§ What the task requires:
Using the records below, give the number of lines where the word "density" appears, with no further output.

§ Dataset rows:

========================

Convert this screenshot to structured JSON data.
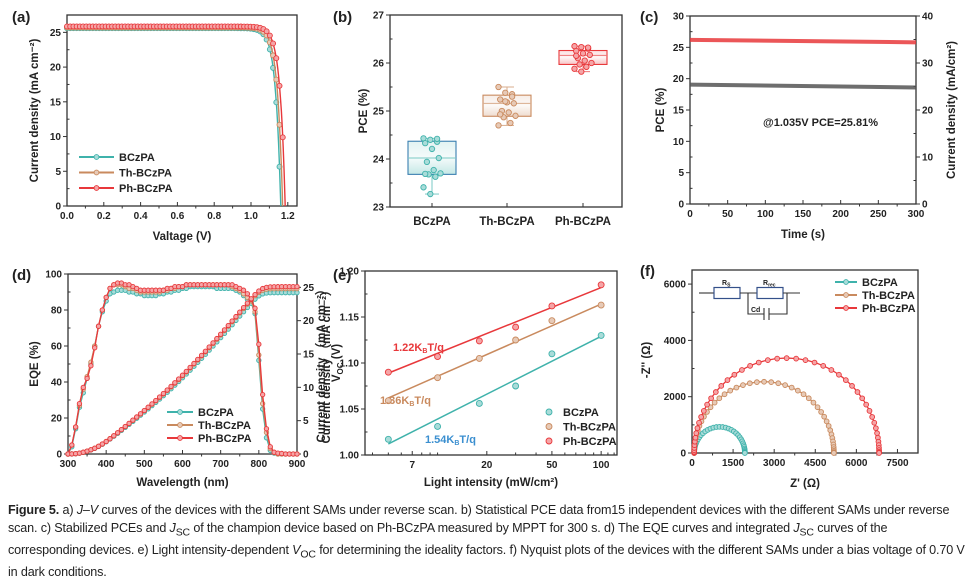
{
  "colors": {
    "BCzPA": "#3fb2ab",
    "Th-BCzPA": "#c98a5e",
    "Ph-BCzPA": "#e8383b",
    "fit_label_BCzPA": "#3b8fd0",
    "black_line": "#555555"
  },
  "chart_data": [
    {
      "id": "a",
      "panel_label": "(a)",
      "type": "line",
      "xlabel": "Valtage (V)",
      "ylabel": "Current density (mA cm⁻²)",
      "xlim": [
        0,
        1.25
      ],
      "ylim": [
        0,
        27.5
      ],
      "xticks": [
        "0.0",
        "0.2",
        "0.4",
        "0.6",
        "0.8",
        "1.0",
        "1.2"
      ],
      "xtick_values": [
        0,
        0.2,
        0.4,
        0.6,
        0.8,
        1.0,
        1.2
      ],
      "yticks": [
        "0",
        "5",
        "10",
        "15",
        "20",
        "25"
      ],
      "ytick_values": [
        0,
        5,
        10,
        15,
        20,
        25
      ],
      "legend": {
        "placement": "bottom-left",
        "entries": [
          "BCzPA",
          "Th-BCzPA",
          "Ph-BCzPA"
        ]
      },
      "series": [
        {
          "name": "BCzPA",
          "jsc": 25.6,
          "voc": 1.162,
          "knee": 0.93
        },
        {
          "name": "Th-BCzPA",
          "jsc": 25.7,
          "voc": 1.172,
          "knee": 0.97
        },
        {
          "name": "Ph-BCzPA",
          "jsc": 25.85,
          "voc": 1.186,
          "knee": 1.0
        }
      ]
    },
    {
      "id": "b",
      "panel_label": "(b)",
      "type": "box",
      "ylabel": "PCE (%)",
      "ylim": [
        23,
        27
      ],
      "yticks": [
        "23",
        "24",
        "25",
        "26",
        "27"
      ],
      "ytick_values": [
        23,
        24,
        25,
        26,
        27
      ],
      "categories": [
        "BCzPA",
        "Th-BCzPA",
        "Ph-BCzPA"
      ],
      "boxes": [
        {
          "name": "BCzPA",
          "q1": 23.68,
          "median": 24.02,
          "q3": 24.37,
          "min": 23.27,
          "max": 24.43,
          "points": [
            24.43,
            24.4,
            24.36,
            24.33,
            24.21,
            24.02,
            23.94,
            23.77,
            23.7,
            23.68,
            23.63,
            23.41,
            23.27,
            24.42,
            23.69
          ]
        },
        {
          "name": "Th-BCzPA",
          "q1": 24.89,
          "median": 25.16,
          "q3": 25.33,
          "min": 24.7,
          "max": 25.5,
          "points": [
            25.5,
            25.38,
            25.35,
            25.24,
            25.18,
            25.16,
            25.0,
            24.97,
            24.9,
            24.87,
            24.75,
            24.7,
            25.2,
            25.3,
            24.93
          ]
        },
        {
          "name": "Ph-BCzPA",
          "q1": 25.97,
          "median": 26.16,
          "q3": 26.26,
          "min": 25.82,
          "max": 26.35,
          "points": [
            26.35,
            26.33,
            26.3,
            26.25,
            26.2,
            26.17,
            26.1,
            26.05,
            26.0,
            25.97,
            25.92,
            25.88,
            25.82,
            26.32,
            26.15
          ]
        }
      ]
    },
    {
      "id": "c",
      "panel_label": "(c)",
      "type": "line",
      "xlabel": "Time (s)",
      "ylabel": "PCE (%)",
      "ylabel_right": "Current density (mA/cm²)",
      "xlim": [
        0,
        300
      ],
      "ylim": [
        0,
        30
      ],
      "ylim_right": [
        0,
        40
      ],
      "xticks": [
        "0",
        "50",
        "100",
        "150",
        "200",
        "250",
        "300"
      ],
      "xtick_values": [
        0,
        50,
        100,
        150,
        200,
        250,
        300
      ],
      "yticks": [
        "0",
        "5",
        "10",
        "15",
        "20",
        "25",
        "30"
      ],
      "ytick_values": [
        0,
        5,
        10,
        15,
        20,
        25,
        30
      ],
      "yticks_right": [
        "0",
        "10",
        "20",
        "30",
        "40"
      ],
      "ytick_values_right": [
        0,
        10,
        20,
        30,
        40
      ],
      "annotation": "@1.035V   PCE=25.81%",
      "series": [
        {
          "name": "PCE",
          "axis": "left",
          "color": "#e8383b",
          "x": [
            0,
            300
          ],
          "y": [
            26.2,
            25.8
          ]
        },
        {
          "name": "Current density",
          "axis": "right",
          "color": "#555555",
          "x": [
            0,
            300
          ],
          "y": [
            25.4,
            24.8
          ]
        }
      ]
    },
    {
      "id": "d",
      "panel_label": "(d)",
      "type": "line",
      "xlabel": "Wavelength (nm)",
      "ylabel": "EQE (%)",
      "ylabel_right": "Current density （mA cm⁻²）",
      "xlim": [
        300,
        900
      ],
      "ylim": [
        0,
        100
      ],
      "ylim_right": [
        0,
        27
      ],
      "xticks": [
        "300",
        "400",
        "500",
        "600",
        "700",
        "800",
        "900"
      ],
      "xtick_values": [
        300,
        400,
        500,
        600,
        700,
        800,
        900
      ],
      "yticks": [
        "0",
        "20",
        "40",
        "60",
        "80",
        "100"
      ],
      "ytick_values": [
        0,
        20,
        40,
        60,
        80,
        100
      ],
      "yticks_right": [
        "0",
        "5",
        "10",
        "15",
        "20",
        "25"
      ],
      "ytick_values_right": [
        0,
        5,
        10,
        15,
        20,
        25
      ],
      "legend": {
        "placement": "bottom-center",
        "entries": [
          "BCzPA",
          "Th-BCzPA",
          "Ph-BCzPA"
        ]
      },
      "eqe_wavelength": [
        300,
        310,
        320,
        330,
        340,
        350,
        360,
        370,
        380,
        390,
        400,
        410,
        420,
        430,
        440,
        450,
        460,
        470,
        480,
        490,
        500,
        510,
        520,
        530,
        540,
        550,
        560,
        570,
        580,
        590,
        600,
        610,
        620,
        630,
        640,
        650,
        660,
        670,
        680,
        690,
        700,
        710,
        720,
        730,
        740,
        750,
        760,
        770,
        780,
        790,
        800,
        810,
        820,
        830,
        840,
        850,
        860,
        870,
        880,
        890,
        900
      ],
      "series": [
        {
          "name": "BCzPA",
          "eqe": [
            0,
            4,
            14,
            26,
            34,
            42,
            50,
            60,
            71,
            79,
            85,
            89,
            90,
            91,
            91,
            91,
            90,
            90,
            89,
            89,
            88,
            88,
            88,
            88,
            89,
            89,
            90,
            90,
            91,
            91,
            92,
            92,
            93,
            93,
            93,
            93,
            93,
            93,
            93,
            92,
            92,
            92,
            92,
            92,
            91,
            90,
            88,
            86,
            84,
            78,
            52,
            25,
            9,
            2,
            0.5,
            0,
            0,
            0,
            0,
            0,
            0
          ],
          "jsc_final": 24.2
        },
        {
          "name": "Th-BCzPA",
          "eqe": [
            0,
            5,
            15,
            27,
            36,
            43,
            51,
            60,
            71,
            80,
            87,
            92,
            94,
            94,
            94,
            93,
            92,
            92,
            91,
            90,
            90,
            90,
            90,
            90,
            90,
            91,
            91,
            92,
            92,
            93,
            93,
            94,
            94,
            94,
            94,
            94,
            94,
            94,
            94,
            94,
            94,
            94,
            94,
            93,
            92,
            91,
            89,
            87,
            85,
            79,
            55,
            28,
            12,
            3,
            0.8,
            0,
            0,
            0,
            0,
            0,
            0
          ],
          "jsc_final": 24.8
        },
        {
          "name": "Ph-BCzPA",
          "eqe": [
            0,
            5,
            15,
            28,
            37,
            42,
            49,
            59,
            71,
            80,
            87,
            92,
            94,
            95,
            95,
            94,
            94,
            93,
            92,
            91,
            91,
            91,
            91,
            91,
            91,
            91,
            92,
            92,
            93,
            93,
            93,
            94,
            94,
            94,
            94,
            94,
            94,
            94,
            94,
            94,
            94,
            94,
            94,
            94,
            93,
            92,
            91,
            89,
            86,
            81,
            61,
            33,
            14,
            4,
            1,
            0.5,
            0.3,
            0,
            0,
            0,
            0
          ],
          "jsc_final": 25.1
        }
      ]
    },
    {
      "id": "e",
      "panel_label": "(e)",
      "type": "scatter",
      "xlabel": "Light intensity (mW/cm²)",
      "ylabel": "V_OC (V)",
      "ylabel_behind": "Current density （mA cm⁻²）",
      "xscale": "log",
      "xlim": [
        3.6,
        125
      ],
      "ylim": [
        1.0,
        1.2
      ],
      "xticks": [
        "7",
        "20",
        "50",
        "100"
      ],
      "xtick_values": [
        7,
        20,
        50,
        100
      ],
      "yticks": [
        "1.00",
        "1.05",
        "1.10",
        "1.15",
        "1.20"
      ],
      "ytick_values": [
        1.0,
        1.05,
        1.1,
        1.15,
        1.2
      ],
      "legend": {
        "placement": "bottom-right",
        "entries": [
          "BCzPA",
          "Th-BCzPA",
          "Ph-BCzPA"
        ]
      },
      "x": [
        5,
        10,
        18,
        30,
        50,
        100
      ],
      "series": [
        {
          "name": "BCzPA",
          "y": [
            1.017,
            1.031,
            1.056,
            1.075,
            1.11,
            1.13
          ],
          "fit": [
            1.012,
            1.129
          ],
          "fit_label": "1.54K_BT/q"
        },
        {
          "name": "Th-BCzPA",
          "y": [
            1.059,
            1.084,
            1.105,
            1.125,
            1.146,
            1.163
          ],
          "fit": [
            1.062,
            1.164
          ],
          "fit_label": "1.36K_BT/q"
        },
        {
          "name": "Ph-BCzPA",
          "y": [
            1.09,
            1.107,
            1.124,
            1.139,
            1.162,
            1.185
          ],
          "fit": [
            1.089,
            1.182
          ],
          "fit_label": "1.22K_BT/q"
        }
      ]
    },
    {
      "id": "f",
      "panel_label": "(f)",
      "type": "line",
      "xlabel": "Z' (Ω)",
      "ylabel": "-Z'' (Ω)",
      "xlim": [
        0,
        8250
      ],
      "ylim": [
        0,
        6500
      ],
      "xticks": [
        "0",
        "1500",
        "3000",
        "4500",
        "6000",
        "7500"
      ],
      "xtick_values": [
        0,
        1500,
        3000,
        4500,
        6000,
        7500
      ],
      "yticks": [
        "0",
        "2000",
        "4000",
        "6000"
      ],
      "ytick_values": [
        0,
        2000,
        4000,
        6000
      ],
      "legend": {
        "placement": "top-right",
        "entries": [
          "BCzPA",
          "Th-BCzPA",
          "Ph-BCzPA"
        ]
      },
      "circuit_labels": {
        "rs": "R",
        "rs_sub": "S",
        "rrec": "R",
        "rrec_sub": "rec",
        "cd": "Cd"
      },
      "series": [
        {
          "name": "BCzPA",
          "rs": 80,
          "rrec": 1850,
          "peak": 930
        },
        {
          "name": "Th-BCzPA",
          "rs": 80,
          "rrec": 5100,
          "peak": 2530
        },
        {
          "name": "Ph-BCzPA",
          "rs": 80,
          "rrec": 6750,
          "peak": 3370
        }
      ]
    }
  ],
  "caption": {
    "label": "Figure 5.",
    "text_a": " a) ",
    "jv": "J–V",
    "text_1": " curves of the devices with the different SAMs under reverse scan. b) Statistical PCE data from15 independent devices with the different SAMs under reverse scan. c) Stabilized PCEs and ",
    "jsc_j": "J",
    "jsc_sub": "SC",
    "text_2": " of the champion device based on Ph-BCzPA measured by MPPT for 300 s. d) The EQE curves and integrated ",
    "text_3": " curves of the corresponding devices. e) Light intensity-dependent ",
    "voc_v": "V",
    "voc_sub": "OC",
    "text_4": " for determining the ideality factors. f) Nyquist plots of the devices with the different SAMs under a bias voltage of 0.70 V in dark conditions."
  }
}
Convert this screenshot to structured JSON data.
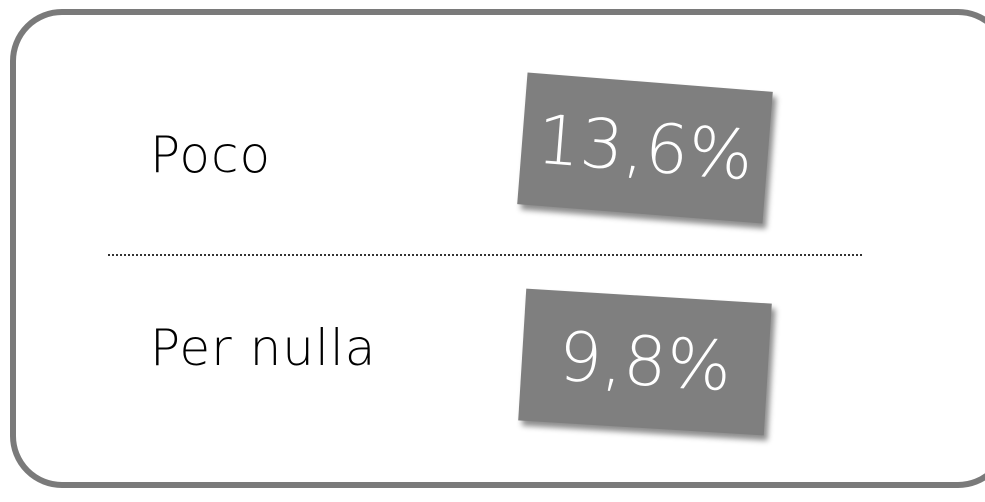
{
  "rows": [
    {
      "label": "Poco",
      "value": "13,6%"
    },
    {
      "label": "Per nulla",
      "value": "9,8%"
    }
  ]
}
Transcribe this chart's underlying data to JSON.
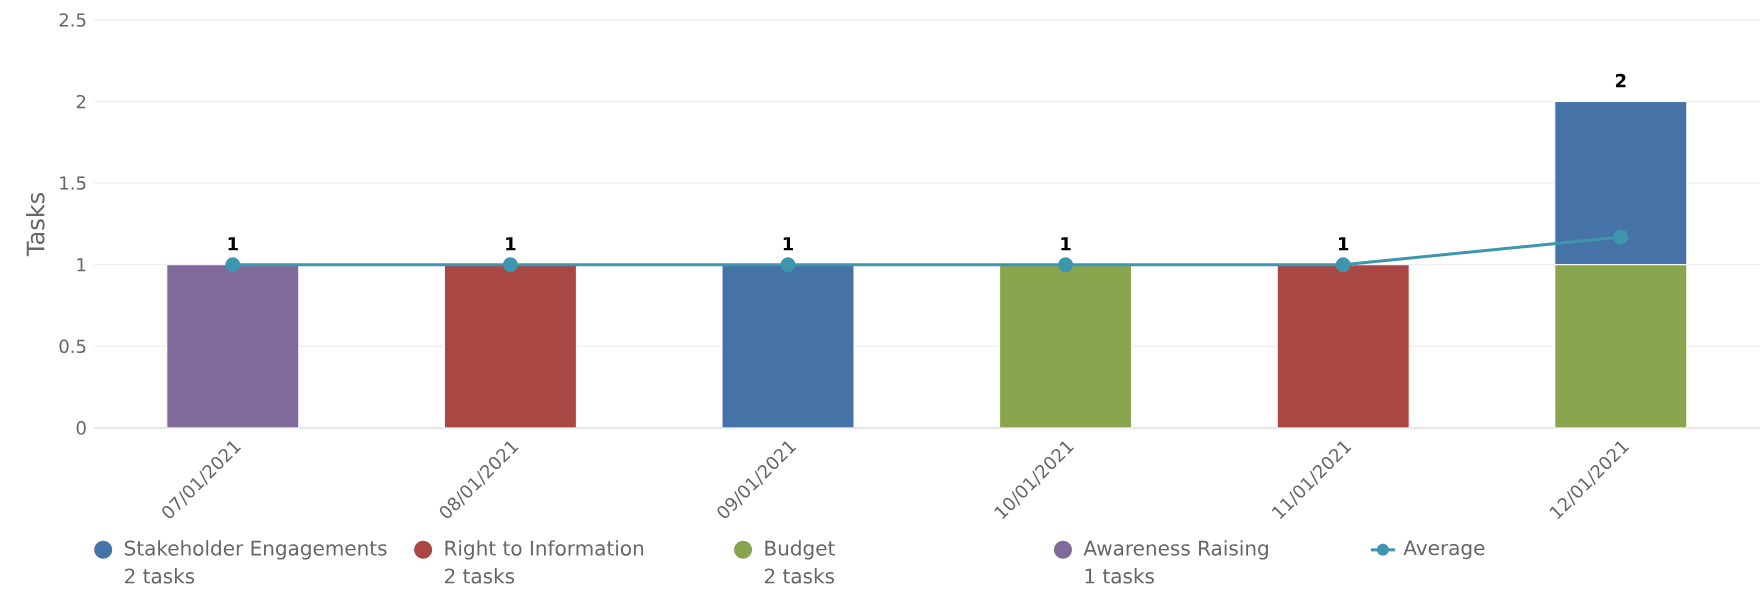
{
  "chart_data": {
    "type": "bar",
    "stacked": true,
    "ylabel": "Tasks",
    "categories": [
      "07/01/2021",
      "08/01/2021",
      "09/01/2021",
      "10/01/2021",
      "11/01/2021",
      "12/01/2021"
    ],
    "series": [
      {
        "name": "Awareness Raising",
        "color": "#80699b",
        "values": [
          1,
          0,
          0,
          0,
          0,
          0
        ]
      },
      {
        "name": "Budget",
        "color": "#89a54e",
        "values": [
          0,
          0,
          0,
          1,
          0,
          1
        ]
      },
      {
        "name": "Right to Information",
        "color": "#a84744",
        "values": [
          0,
          1,
          0,
          0,
          1,
          0
        ]
      },
      {
        "name": "Stakeholder Engagements",
        "color": "#4673a7",
        "values": [
          0,
          0,
          1,
          0,
          0,
          1
        ]
      },
      {
        "name": "Average",
        "type": "line",
        "color": "#3d96ae",
        "marker": "circle",
        "values": [
          1,
          1,
          1,
          1,
          1,
          1.17
        ]
      }
    ],
    "totals": [
      "1",
      "1",
      "1",
      "1",
      "1",
      "2"
    ],
    "annotations": [
      "2 tasks",
      "2 tasks",
      "2 tasks",
      "1 tasks"
    ],
    "ylim": [
      0,
      2.5
    ],
    "yticks": [
      0,
      0.5,
      1,
      1.5,
      2,
      2.5
    ],
    "grid": "y",
    "legend": "bottom"
  }
}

========================

§ Worked answer:
5